[Dataset entries on figures]
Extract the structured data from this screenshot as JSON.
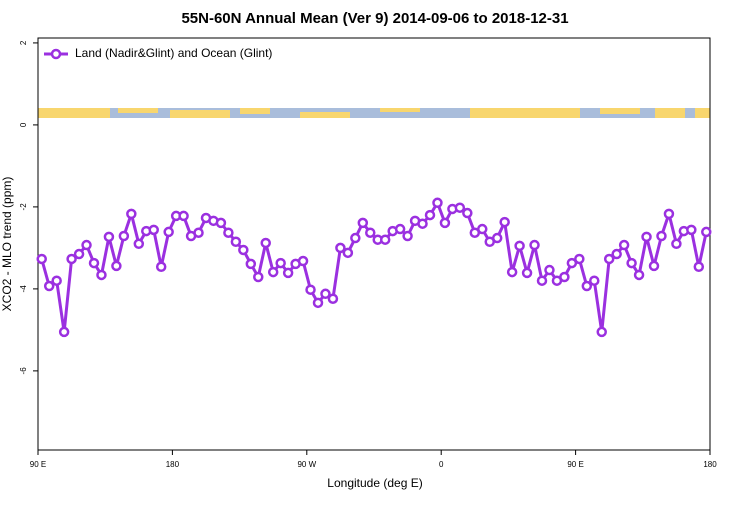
{
  "chart_data": {
    "type": "line",
    "title": "55N-60N Annual Mean (Ver 9)   2014-09-06 to 2018-12-31",
    "x_label": "Longitude (deg E)",
    "y_label": "XCO2 - MLO trend (ppm)",
    "x": [
      92.5,
      97.5,
      102.5,
      107.5,
      112.5,
      117.5,
      122.5,
      127.5,
      132.5,
      137.5,
      142.5,
      147.5,
      152.5,
      157.5,
      162.5,
      167.5,
      172.5,
      177.5,
      182.5,
      187.5,
      192.5,
      197.5,
      202.5,
      207.5,
      212.5,
      217.5,
      222.5,
      227.5,
      232.5,
      237.5,
      242.5,
      247.5,
      252.5,
      257.5,
      262.5,
      267.5,
      272.5,
      277.5,
      282.5,
      287.5,
      292.5,
      297.5,
      302.5,
      307.5,
      312.5,
      317.5,
      322.5,
      327.5,
      332.5,
      337.5,
      342.5,
      347.5,
      352.5,
      357.5,
      362.5,
      367.5,
      372.5,
      377.5,
      382.5,
      387.5,
      392.5,
      397.5,
      402.5,
      407.5,
      412.5,
      417.5,
      422.5,
      427.5,
      432.5,
      437.5,
      442.5,
      447.5,
      452.5,
      457.5,
      462.5,
      467.5,
      472.5,
      477.5,
      482.5,
      487.5,
      492.5,
      497.5,
      502.5,
      507.5,
      512.5,
      517.5,
      522.5,
      527.5,
      532.5,
      537.5
    ],
    "series": [
      {
        "name": "Land (Nadir&Glint) and Ocean (Glint)",
        "color": "#9b30e0",
        "values": [
          -3.27,
          -3.93,
          -3.8,
          -5.05,
          -3.27,
          -3.15,
          -2.93,
          -3.37,
          -3.66,
          -2.73,
          -3.44,
          -2.71,
          -2.17,
          -2.9,
          -2.59,
          -2.56,
          -3.46,
          -2.61,
          -2.22,
          -2.22,
          -2.71,
          -2.63,
          -2.27,
          -2.34,
          -2.39,
          -2.63,
          -2.85,
          -3.05,
          -3.39,
          -3.71,
          -2.88,
          -3.59,
          -3.37,
          -3.61,
          -3.39,
          -3.32,
          -4.02,
          -4.34,
          -4.12,
          -4.24,
          -3.0,
          -3.12,
          -2.76,
          -2.39,
          -2.63,
          -2.8,
          -2.8,
          -2.59,
          -2.54,
          -2.71,
          -2.34,
          -2.41,
          -2.2,
          -1.9,
          -2.39,
          -2.05,
          -2.02,
          -2.15,
          -2.63,
          -2.54,
          -2.85,
          -2.76,
          -2.37,
          -3.59,
          -2.95,
          -3.61,
          -2.93,
          -3.8,
          -3.54,
          -3.8,
          -3.71,
          -3.37,
          -3.27,
          -3.93,
          -3.8,
          -5.05,
          -3.27,
          -3.15,
          -2.93,
          -3.37,
          -3.66,
          -2.73,
          -3.44,
          -2.71,
          -2.17,
          -2.9,
          -2.59,
          -2.56,
          -3.46,
          -2.61
        ]
      }
    ],
    "xlim": [
      90,
      540
    ],
    "xticks": [
      {
        "value": 90,
        "label": "90 E"
      },
      {
        "value": 180,
        "label": "180"
      },
      {
        "value": 270,
        "label": "90 W"
      },
      {
        "value": 360,
        "label": "0"
      },
      {
        "value": 450,
        "label": "90 E"
      },
      {
        "value": 540,
        "label": "180"
      }
    ],
    "ylim": [
      -7.93,
      2.12
    ],
    "yticks": [
      -6,
      -4,
      -2,
      0,
      2
    ],
    "legend": "upper left"
  }
}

# Exercise goal
Set the listing down in full and exactly. Pictures within it should not appear in the copy.

# Reply to the task
Extract the structured data from this screenshot as JSON.
{
  "chart_data": {
    "type": "line",
    "title": "55N-60N Annual Mean (Ver 9)   2014-09-06 to 2018-12-31",
    "x_label": "Longitude (deg E)",
    "y_label": "XCO2 - MLO trend (ppm)",
    "x": [
      92.5,
      97.5,
      102.5,
      107.5,
      112.5,
      117.5,
      122.5,
      127.5,
      132.5,
      137.5,
      142.5,
      147.5,
      152.5,
      157.5,
      162.5,
      167.5,
      172.5,
      177.5,
      182.5,
      187.5,
      192.5,
      197.5,
      202.5,
      207.5,
      212.5,
      217.5,
      222.5,
      227.5,
      232.5,
      237.5,
      242.5,
      247.5,
      252.5,
      257.5,
      262.5,
      267.5,
      272.5,
      277.5,
      282.5,
      287.5,
      292.5,
      297.5,
      302.5,
      307.5,
      312.5,
      317.5,
      322.5,
      327.5,
      332.5,
      337.5,
      342.5,
      347.5,
      352.5,
      357.5,
      362.5,
      367.5,
      372.5,
      377.5,
      382.5,
      387.5,
      392.5,
      397.5,
      402.5,
      407.5,
      412.5,
      417.5,
      422.5,
      427.5,
      432.5,
      437.5,
      442.5,
      447.5,
      452.5,
      457.5,
      462.5,
      467.5,
      472.5,
      477.5,
      482.5,
      487.5,
      492.5,
      497.5,
      502.5,
      507.5,
      512.5,
      517.5,
      522.5,
      527.5,
      532.5,
      537.5
    ],
    "series": [
      {
        "name": "Land (Nadir&Glint) and Ocean (Glint)",
        "color": "#9b30e0",
        "values": [
          -3.27,
          -3.93,
          -3.8,
          -5.05,
          -3.27,
          -3.15,
          -2.93,
          -3.37,
          -3.66,
          -2.73,
          -3.44,
          -2.71,
          -2.17,
          -2.9,
          -2.59,
          -2.56,
          -3.46,
          -2.61,
          -2.22,
          -2.22,
          -2.71,
          -2.63,
          -2.27,
          -2.34,
          -2.39,
          -2.63,
          -2.85,
          -3.05,
          -3.39,
          -3.71,
          -2.88,
          -3.59,
          -3.37,
          -3.61,
          -3.39,
          -3.32,
          -4.02,
          -4.34,
          -4.12,
          -4.24,
          -3.0,
          -3.12,
          -2.76,
          -2.39,
          -2.63,
          -2.8,
          -2.8,
          -2.59,
          -2.54,
          -2.71,
          -2.34,
          -2.41,
          -2.2,
          -1.9,
          -2.39,
          -2.05,
          -2.02,
          -2.15,
          -2.63,
          -2.54,
          -2.85,
          -2.76,
          -2.37,
          -3.59,
          -2.95,
          -3.61,
          -2.93,
          -3.8,
          -3.54,
          -3.8,
          -3.71,
          -3.37,
          -3.27,
          -3.93,
          -3.8,
          -5.05,
          -3.27,
          -3.15,
          -2.93,
          -3.37,
          -3.66,
          -2.73,
          -3.44,
          -2.71,
          -2.17,
          -2.9,
          -2.59,
          -2.56,
          -3.46,
          -2.61
        ]
      }
    ],
    "xlim": [
      90,
      540
    ],
    "xticks": [
      {
        "value": 90,
        "label": "90 E"
      },
      {
        "value": 180,
        "label": "180"
      },
      {
        "value": 270,
        "label": "90 W"
      },
      {
        "value": 360,
        "label": "0"
      },
      {
        "value": 450,
        "label": "90 E"
      },
      {
        "value": 540,
        "label": "180"
      }
    ],
    "ylim": [
      -7.93,
      2.12
    ],
    "yticks": [
      -6,
      -4,
      -2,
      0,
      2
    ],
    "legend": "upper left"
  }
}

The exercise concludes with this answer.